■ PROBLEM TO SOLVE ■
Quote the data below in full, minus the images.

■ RECORDS TO PROCESS ■
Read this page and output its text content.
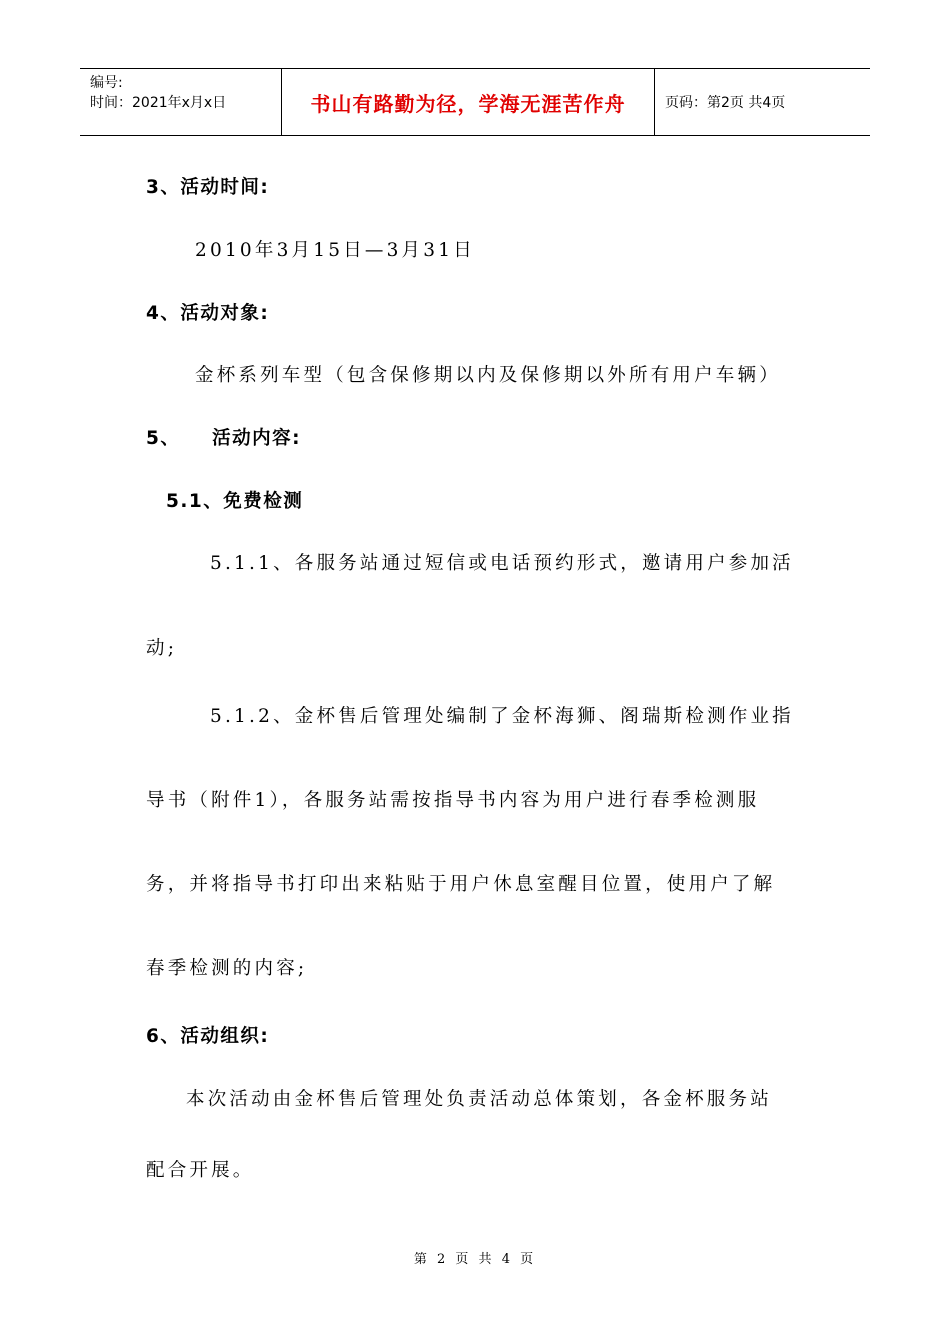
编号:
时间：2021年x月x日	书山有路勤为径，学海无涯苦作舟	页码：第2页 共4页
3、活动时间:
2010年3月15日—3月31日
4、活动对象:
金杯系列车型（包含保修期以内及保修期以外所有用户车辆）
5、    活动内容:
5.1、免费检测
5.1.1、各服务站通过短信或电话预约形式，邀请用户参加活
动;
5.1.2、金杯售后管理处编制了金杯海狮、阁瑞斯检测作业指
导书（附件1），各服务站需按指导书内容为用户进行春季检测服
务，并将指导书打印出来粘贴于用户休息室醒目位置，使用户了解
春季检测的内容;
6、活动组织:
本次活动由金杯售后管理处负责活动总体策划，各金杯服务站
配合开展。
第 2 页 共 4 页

■ IN RESPONSE ■
Read this page and output its text content.
编号:
时间：2021年x月x日	书山有路勤为径，学海无涯苦作舟	页码：第2页 共4页
3、活动时间:
2010年3月15日—3月31日
4、活动对象:
金杯系列车型（包含保修期以内及保修期以外所有用户车辆）
5、    活动内容:
5.1、免费检测
5.1.1、各服务站通过短信或电话预约形式，邀请用户参加活
动;
5.1.2、金杯售后管理处编制了金杯海狮、阁瑞斯检测作业指
导书（附件1），各服务站需按指导书内容为用户进行春季检测服
务，并将指导书打印出来粘贴于用户休息室醒目位置，使用户了解
春季检测的内容;
6、活动组织:
本次活动由金杯售后管理处负责活动总体策划，各金杯服务站
配合开展。
第 2 页 共 4 页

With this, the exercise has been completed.